■ **EXERCISE**: Write out the data below in full, unchanged, minus the images.

Saved entries
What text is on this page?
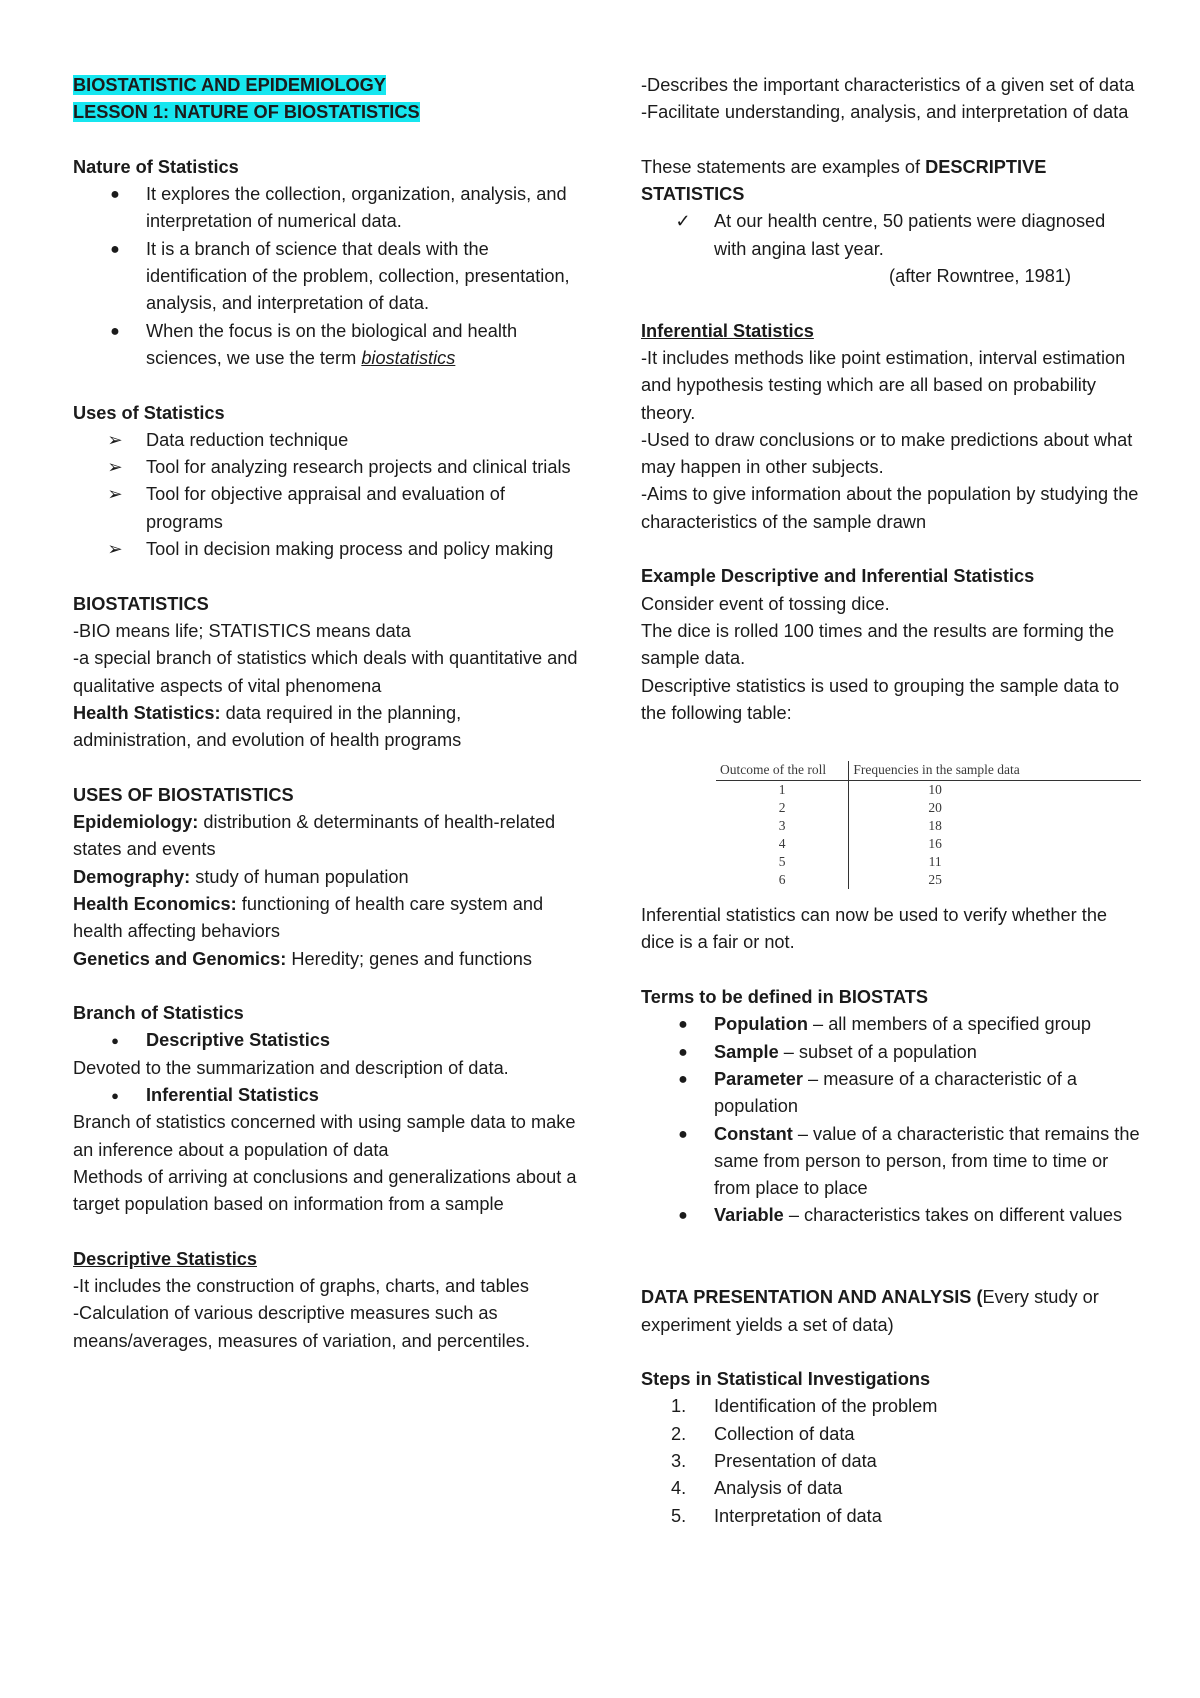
BIOSTATISTIC AND EPIDEMIOLOGY

LESSON 1: NATURE OF BIOSTATISTICS

Nature of Statistics

● It explores the collection, organization, analysis, and interpretation of numerical data.
● It is a branch of science that deals with the identification of the problem, collection, presentation, analysis, and interpretation of data.
● When the focus is on the biological and health sciences, we use the term biostatistics

Uses of Statistics

➢ Data reduction technique
➢ Tool for analyzing research projects and clinical trials
➢ Tool for objective appraisal and evaluation of programs
➢ Tool in decision making process and policy making

BIOSTATISTICS

-BIO means life; STATISTICS means data

-a special branch of statistics which deals with quantitative and qualitative aspects of vital phenomena

Health Statistics: data required in the planning, administration, and evolution of health programs

USES OF BIOSTATISTICS

Epidemiology: distribution & determinants of health-related states and events

Demography: study of human population

Health Economics: functioning of health care system and health affecting behaviors

Genetics and Genomics: Heredity; genes and functions

Branch of Statistics

●	Descriptive Statistics

Devoted to the summarization and description of data.

●	Inferential Statistics

Branch of statistics concerned with using sample data to make an inference about a population of data

Methods of arriving at conclusions and generalizations about a target population based on information from a sample

Descriptive Statistics

-It includes the construction of graphs, charts, and tables

-Calculation of various descriptive measures such as means/averages, measures of variation, and percentiles.

-Describes the important characteristics of a given set of data

-Facilitate understanding, analysis, and interpretation of data

These statements are examples of DESCRIPTIVE STATISTICS

✓ At our health centre, 50 patients were diagnosed with angina last year.

(after Rowntree, 1981)

Inferential Statistics

-It includes methods like point estimation, interval estimation and hypothesis testing which are all based on probability theory.

-Used to draw conclusions or to make predictions about what may happen in other subjects.

-Aims to give information about the population by studying the characteristics of the sample drawn

Example Descriptive and Inferential Statistics

Consider event of tossing dice.

The dice is rolled 100 times and the results are forming the sample data.

Descriptive statistics is used to grouping the sample data to the following table:

Outcome of the roll	Frequencies in the sample data
1	10
2	20
3	18
4	16
5	11
6	25

Inferential statistics can now be used to verify whether the dice is a fair or not.

Terms to be defined in BIOSTATS

● Population – all members of a specified group
● Sample – subset of a population
● Parameter – measure of a characteristic of a population
● Constant – value of a characteristic that remains the same from person to person, from time to time or from place to place
● Variable – characteristics takes on different values

DATA PRESENTATION AND ANALYSIS (Every study or experiment yields a set of data)

Steps in Statistical Investigations

1. Identification of the problem
2. Collection of data
3. Presentation of data
4. Analysis of data
5. Interpretation of data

■ **EXERCISE OUTPUT**:
What text is on this page?
BIOSTATISTIC AND EPIDEMIOLOGY

LESSON 1: NATURE OF BIOSTATISTICS

Nature of Statistics

● It explores the collection, organization, analysis, and interpretation of numerical data.
● It is a branch of science that deals with the identification of the problem, collection, presentation, analysis, and interpretation of data.
● When the focus is on the biological and health sciences, we use the term biostatistics

Uses of Statistics

➢ Data reduction technique
➢ Tool for analyzing research projects and clinical trials
➢ Tool for objective appraisal and evaluation of programs
➢ Tool in decision making process and policy making

BIOSTATISTICS

-BIO means life; STATISTICS means data

-a special branch of statistics which deals with quantitative and qualitative aspects of vital phenomena

Health Statistics: data required in the planning, administration, and evolution of health programs

USES OF BIOSTATISTICS

Epidemiology: distribution & determinants of health-related states and events

Demography: study of human population

Health Economics: functioning of health care system and health affecting behaviors

Genetics and Genomics: Heredity; genes and functions

Branch of Statistics

●	Descriptive Statistics

Devoted to the summarization and description of data.

●	Inferential Statistics

Branch of statistics concerned with using sample data to make an inference about a population of data

Methods of arriving at conclusions and generalizations about a target population based on information from a sample

Descriptive Statistics

-It includes the construction of graphs, charts, and tables

-Calculation of various descriptive measures such as means/averages, measures of variation, and percentiles.

-Describes the important characteristics of a given set of data

-Facilitate understanding, analysis, and interpretation of data

These statements are examples of DESCRIPTIVE STATISTICS

✓ At our health centre, 50 patients were diagnosed with angina last year.

(after Rowntree, 1981)

Inferential Statistics

-It includes methods like point estimation, interval estimation and hypothesis testing which are all based on probability theory.

-Used to draw conclusions or to make predictions about what may happen in other subjects.

-Aims to give information about the population by studying the characteristics of the sample drawn

Example Descriptive and Inferential Statistics

Consider event of tossing dice.

The dice is rolled 100 times and the results are forming the sample data.

Descriptive statistics is used to grouping the sample data to the following table:

Outcome of the roll	Frequencies in the sample data
1	10
2	20
3	18
4	16
5	11
6	25

Inferential statistics can now be used to verify whether the dice is a fair or not.

Terms to be defined in BIOSTATS

● Population – all members of a specified group
● Sample – subset of a population
● Parameter – measure of a characteristic of a population
● Constant – value of a characteristic that remains the same from person to person, from time to time or from place to place
● Variable – characteristics takes on different values

DATA PRESENTATION AND ANALYSIS (Every study or experiment yields a set of data)

Steps in Statistical Investigations

1. Identification of the problem
2. Collection of data
3. Presentation of data
4. Analysis of data
5. Interpretation of data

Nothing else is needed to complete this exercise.